Source »
* * *
2005 Supercoppa Italiana
- Event: Supercoppa Italiana
| Juventus | Inter Milan |
| Serie A | Coppa Italia |
| 0 | 1 |
- After extra time
- Date: 20 August 2005
- Venue: Stadio delle Alpi, Turin, Italy
- Referee: Massimo De Santis
- Attendance: 35,246

= 2005 Supercoppa Italiana =

The 2005 Supercoppa Italiana was a match contested by 2004–05 Serie A champions Juventus (although subsequently stripped of the title due to Calciopoli) and 2004–05 Coppa Italia winners Inter Milan. The match took place on 20 August 2005, and resulted in a 1–0 win for Inter Milan after Juan Sebastián Verón's goal in extra time; Juventus' David Trezeguet had scored a regular goal just before half-time but it was not allowed due to a non-existent offside.
* * *
[Stored items from a collection]
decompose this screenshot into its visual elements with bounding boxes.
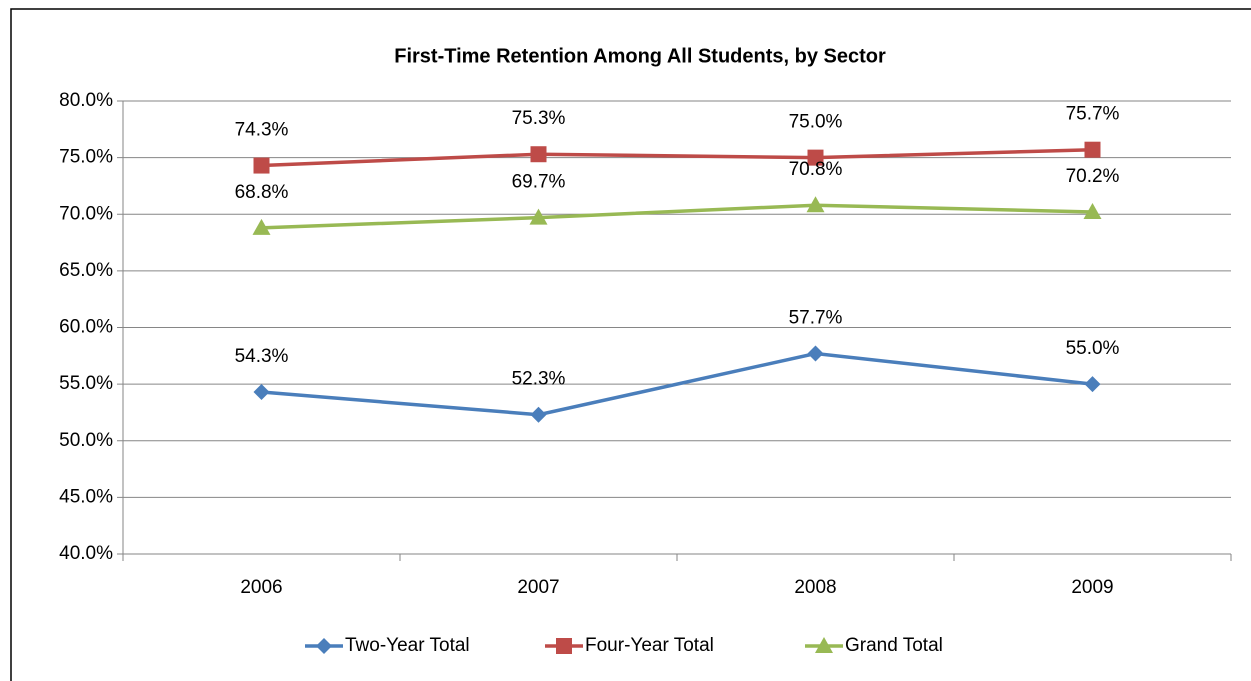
marker [806,196,825,213]
series-line [261,351,1093,417]
data-label: 69.7% [512,172,566,193]
marker [1083,202,1102,219]
data-label: 75.0% [789,112,843,133]
y-tick-label: 75.0% [59,147,113,168]
marker [530,146,547,163]
legend-label: Four-Year Total [585,635,714,656]
y-tick-label: 80.0% [59,90,113,111]
data-label: 74.3% [235,120,289,141]
series-line [261,203,1093,230]
chart-frame [10,8,1251,681]
data-label: 75.3% [512,108,566,129]
data-label: 75.7% [1066,104,1120,125]
marker [252,218,271,235]
data-label: 57.7% [789,308,843,329]
legend-label: Two-Year Total [345,635,470,656]
x-tick-label: 2006 [240,577,282,598]
y-tick-label: 50.0% [59,430,113,451]
chart-title: First-Time Retention Among All Students,… [394,45,886,67]
x-tick-label: 2007 [517,577,559,598]
data-label: 68.8% [235,182,289,203]
marker [529,208,548,225]
marker [530,406,547,423]
data-label: 52.3% [512,369,566,390]
data-label: 54.3% [235,346,289,367]
y-tick-label: 60.0% [59,317,113,338]
marker [807,345,824,362]
y-tick-label: 65.0% [59,260,113,281]
y-tick-label: 40.0% [59,543,113,564]
legend-marker [316,638,332,654]
data-label: 70.2% [1066,166,1120,187]
marker [1084,141,1101,158]
marker [807,149,824,166]
y-tick-label: 70.0% [59,203,113,224]
legend-label: Grand Total [845,635,943,656]
x-tick-label: 2009 [1071,577,1113,598]
data-label: 55.0% [1066,338,1120,359]
marker [253,157,270,174]
y-tick-label: 55.0% [59,373,113,394]
legend-marker [815,637,833,653]
marker [1084,376,1101,393]
marker [253,384,270,401]
legend-marker [556,638,572,654]
series-line [261,147,1093,168]
x-tick-label: 2008 [794,577,836,598]
data-label: 70.8% [789,159,843,180]
y-tick-label: 45.0% [59,486,113,507]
* * *
Goals »
a – Who was the referee of the match in the article on the 2005 Supercoppa Italiana?
b – Repeat the part of the article on the 2005 Supercoppa Italiana starting at "The 2005 Supercoppa" and ending at "a non-existent offside.".
The material comes from a different source than the article on the 2005 Supercoppa Italiana.

Answers for the tasks »
a – Massimo De Santis

b –
The 2005 Supercoppa Italiana was a match contested by 2004–05 Serie A champions Juventus (although subsequently stripped of the title due to Calciopoli) and 2004–05 Coppa Italia winners Inter Milan. The match took place on 20 August 2005, and resulted in a 1–0 win for Inter Milan after Juan Sebastián Verón's goal in extra time; Juventus' David Trezeguet had scored a regular goal just before half-time but it was not allowed due to a non-existent offside.